§ **ACTIVITIES**:
a – Reproduce the passage of the Herb Robert post from "A guest post" to "for Herb Robert.", word for word.
b – Carry on the Herb Robert post from its last sentence.

§ **DOCUMENT EXCERPT**:

Wednesday, July 21, 2010

Aches and Bleed - Herb Robert You'll Need

Herb Robert (Geranium robertianum)

A guest post by Ken.

"My tooth doth ache and my nose doth bleed",
"Well Herb Robert dear fellow is what you need,
For if your nose doth bleed and your tooth doth ache,
Then Herb Robert's the plant thou'll have to take."


In the house of John Hall, physician and son-in-law of William Shakespeare, I discovered a facsimile of the 1633 copy of John Gerard's book The Herball or Generall Historie of Plantes. John Gerard was famous for his herb garden and often noted for being 'Herbalist to the King's Majesty'. Below the book was the usual note 'Please Do Not Touch'. I quickly turned to the index and looked for Herb Robert.

And there it was... P.939 Chap. 27. Herbe Roberte (Geranium Robertianum).

[Stored data entries]
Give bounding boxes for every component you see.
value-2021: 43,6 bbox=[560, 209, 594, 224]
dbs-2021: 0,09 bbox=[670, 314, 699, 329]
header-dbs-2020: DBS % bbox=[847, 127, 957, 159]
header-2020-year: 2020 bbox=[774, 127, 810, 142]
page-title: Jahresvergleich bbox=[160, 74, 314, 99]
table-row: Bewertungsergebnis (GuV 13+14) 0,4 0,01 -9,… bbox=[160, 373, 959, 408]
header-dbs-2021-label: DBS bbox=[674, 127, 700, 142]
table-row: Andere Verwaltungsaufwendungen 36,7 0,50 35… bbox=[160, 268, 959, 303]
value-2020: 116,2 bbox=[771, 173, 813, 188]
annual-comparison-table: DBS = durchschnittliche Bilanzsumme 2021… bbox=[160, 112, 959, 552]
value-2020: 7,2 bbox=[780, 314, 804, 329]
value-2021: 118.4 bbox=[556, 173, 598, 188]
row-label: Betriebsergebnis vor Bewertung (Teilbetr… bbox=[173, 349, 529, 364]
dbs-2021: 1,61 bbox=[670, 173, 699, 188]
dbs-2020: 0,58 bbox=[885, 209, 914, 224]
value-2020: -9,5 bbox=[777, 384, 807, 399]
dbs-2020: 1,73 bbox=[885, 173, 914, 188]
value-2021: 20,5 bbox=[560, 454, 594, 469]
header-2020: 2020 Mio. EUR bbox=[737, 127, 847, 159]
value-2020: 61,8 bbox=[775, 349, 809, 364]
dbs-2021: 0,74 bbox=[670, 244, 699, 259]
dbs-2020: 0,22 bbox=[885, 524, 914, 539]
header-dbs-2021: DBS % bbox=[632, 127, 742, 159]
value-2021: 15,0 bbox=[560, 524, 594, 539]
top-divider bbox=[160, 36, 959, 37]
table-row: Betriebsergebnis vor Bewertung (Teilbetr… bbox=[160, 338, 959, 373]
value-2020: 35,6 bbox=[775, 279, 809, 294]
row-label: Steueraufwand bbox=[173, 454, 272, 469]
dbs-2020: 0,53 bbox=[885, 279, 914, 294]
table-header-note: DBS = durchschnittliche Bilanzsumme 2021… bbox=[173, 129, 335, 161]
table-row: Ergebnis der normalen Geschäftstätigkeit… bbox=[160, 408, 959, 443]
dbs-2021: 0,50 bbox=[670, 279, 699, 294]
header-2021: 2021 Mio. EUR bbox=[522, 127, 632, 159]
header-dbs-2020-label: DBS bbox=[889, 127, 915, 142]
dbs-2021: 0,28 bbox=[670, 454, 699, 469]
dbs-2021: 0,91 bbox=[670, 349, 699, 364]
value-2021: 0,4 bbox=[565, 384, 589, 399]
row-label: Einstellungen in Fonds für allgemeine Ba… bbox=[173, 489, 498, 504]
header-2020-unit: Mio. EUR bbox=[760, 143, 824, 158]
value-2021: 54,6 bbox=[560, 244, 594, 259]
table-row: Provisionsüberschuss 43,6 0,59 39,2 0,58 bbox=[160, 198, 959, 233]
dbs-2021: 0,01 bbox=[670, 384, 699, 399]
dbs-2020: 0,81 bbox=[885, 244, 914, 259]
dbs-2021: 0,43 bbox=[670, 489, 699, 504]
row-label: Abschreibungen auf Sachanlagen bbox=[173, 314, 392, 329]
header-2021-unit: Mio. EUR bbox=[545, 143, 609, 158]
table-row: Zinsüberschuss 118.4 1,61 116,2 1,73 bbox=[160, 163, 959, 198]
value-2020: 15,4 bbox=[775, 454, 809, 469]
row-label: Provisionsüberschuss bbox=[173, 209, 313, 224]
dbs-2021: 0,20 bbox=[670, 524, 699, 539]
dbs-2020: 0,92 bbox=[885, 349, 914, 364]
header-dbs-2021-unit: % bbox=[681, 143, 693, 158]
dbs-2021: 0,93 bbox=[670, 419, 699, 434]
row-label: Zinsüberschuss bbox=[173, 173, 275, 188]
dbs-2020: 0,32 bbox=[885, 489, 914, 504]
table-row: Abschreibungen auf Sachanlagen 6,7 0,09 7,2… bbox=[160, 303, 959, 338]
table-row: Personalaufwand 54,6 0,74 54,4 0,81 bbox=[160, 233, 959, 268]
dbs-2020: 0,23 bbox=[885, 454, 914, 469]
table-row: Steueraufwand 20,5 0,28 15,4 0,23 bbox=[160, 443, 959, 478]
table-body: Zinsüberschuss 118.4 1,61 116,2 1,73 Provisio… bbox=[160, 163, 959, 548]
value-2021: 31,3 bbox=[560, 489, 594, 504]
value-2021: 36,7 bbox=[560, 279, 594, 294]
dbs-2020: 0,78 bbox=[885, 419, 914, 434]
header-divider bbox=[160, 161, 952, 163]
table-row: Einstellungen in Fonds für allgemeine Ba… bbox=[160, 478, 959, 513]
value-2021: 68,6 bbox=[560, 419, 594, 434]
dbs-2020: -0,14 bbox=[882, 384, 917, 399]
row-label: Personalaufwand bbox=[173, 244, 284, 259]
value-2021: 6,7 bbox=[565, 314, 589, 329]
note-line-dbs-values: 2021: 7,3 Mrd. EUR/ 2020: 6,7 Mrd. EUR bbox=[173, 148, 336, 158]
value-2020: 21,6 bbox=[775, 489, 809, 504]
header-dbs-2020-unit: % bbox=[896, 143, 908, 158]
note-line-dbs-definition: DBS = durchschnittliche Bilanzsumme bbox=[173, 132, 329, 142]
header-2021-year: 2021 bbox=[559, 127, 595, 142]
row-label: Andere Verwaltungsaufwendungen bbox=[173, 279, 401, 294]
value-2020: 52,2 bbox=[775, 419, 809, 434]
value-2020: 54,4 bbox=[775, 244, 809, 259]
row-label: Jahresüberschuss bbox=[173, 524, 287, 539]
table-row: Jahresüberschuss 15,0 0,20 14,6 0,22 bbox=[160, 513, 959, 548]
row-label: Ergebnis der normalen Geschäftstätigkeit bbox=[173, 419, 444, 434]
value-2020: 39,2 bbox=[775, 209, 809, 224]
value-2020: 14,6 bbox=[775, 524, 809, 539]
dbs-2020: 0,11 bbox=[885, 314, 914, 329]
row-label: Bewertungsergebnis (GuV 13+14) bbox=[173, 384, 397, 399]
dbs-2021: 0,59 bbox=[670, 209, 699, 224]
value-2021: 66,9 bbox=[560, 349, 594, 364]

§ **TASK RESULTS**:
a –
A guest post by Ken.

"My tooth doth ache and my nose doth bleed",
"Well Herb Robert dear fellow is what you need,
For if your nose doth bleed and your tooth doth ache,
Then Herb Robert's the plant thou'll have to take."


In the house of John Hall, physician and son-in-law of William Shakespeare, I discovered a facsimile of the 1633 copy of John Gerard's book The Herball or Generall Historie of Plantes. John Gerard was famous for his herb garden and often noted for being 'Herbalist to the King's Majesty'. Below the book was the usual note 'Please Do Not Touch'. I quickly turned to the index and looked for Herb Robert.

b –
The Herball or Generall Historie of Plantes by John Gerard

It has slender weak and brittle stalks, hairy and red in colour. Leaves can also be red and are jagged and deeply cut. The flowers are of a most bright purple colour and the root is small and thread-like. It grows upon old walls made of brick, stone or even earth. It can also be found among rubbish, in the bodies of trees cut down and in moist and shadowy ditch banks. It flowers from April to Summer be almost spent: the herbe is green in winter too and is harldy affected by the cold. The vertues: Herbe Roberte is good for wounds and ulcers of the dugs & secret parts and thought to staunch bloood. Reference is made to Dioscorides (who wrote a 5 volume book in the first century, De Materia Medica, relating to herbal medicine also), whom Gerard believes is describing Herb Robert when he mentions his third Sideritis, "the vertue of this, faith he, is applied to heale vp bloudy wounds." (Of the Historie of Plants, 1633 revised edtn. [Thomas Johnson], John Gerard, Chap. 27, p 939).

I had found the plant a few weeks back in my local woods and took a snap of it. Coincidentally, 2 days ago my father gave me a colouring book of Wild Flowers and between the covers of this was Herb Robert. Described as a strong smelling annual, a dainty plant, and widespread in shady places. Now does that sound familiar. Published in 2001, more than four centuries have passed and not much has changed. (Wild Flowers Colouring & Guide Book, Sherkin Island Marine Station, 2001, p.15).

So there you go.

Next time you have a bloody wound let Herb Robert be your cure.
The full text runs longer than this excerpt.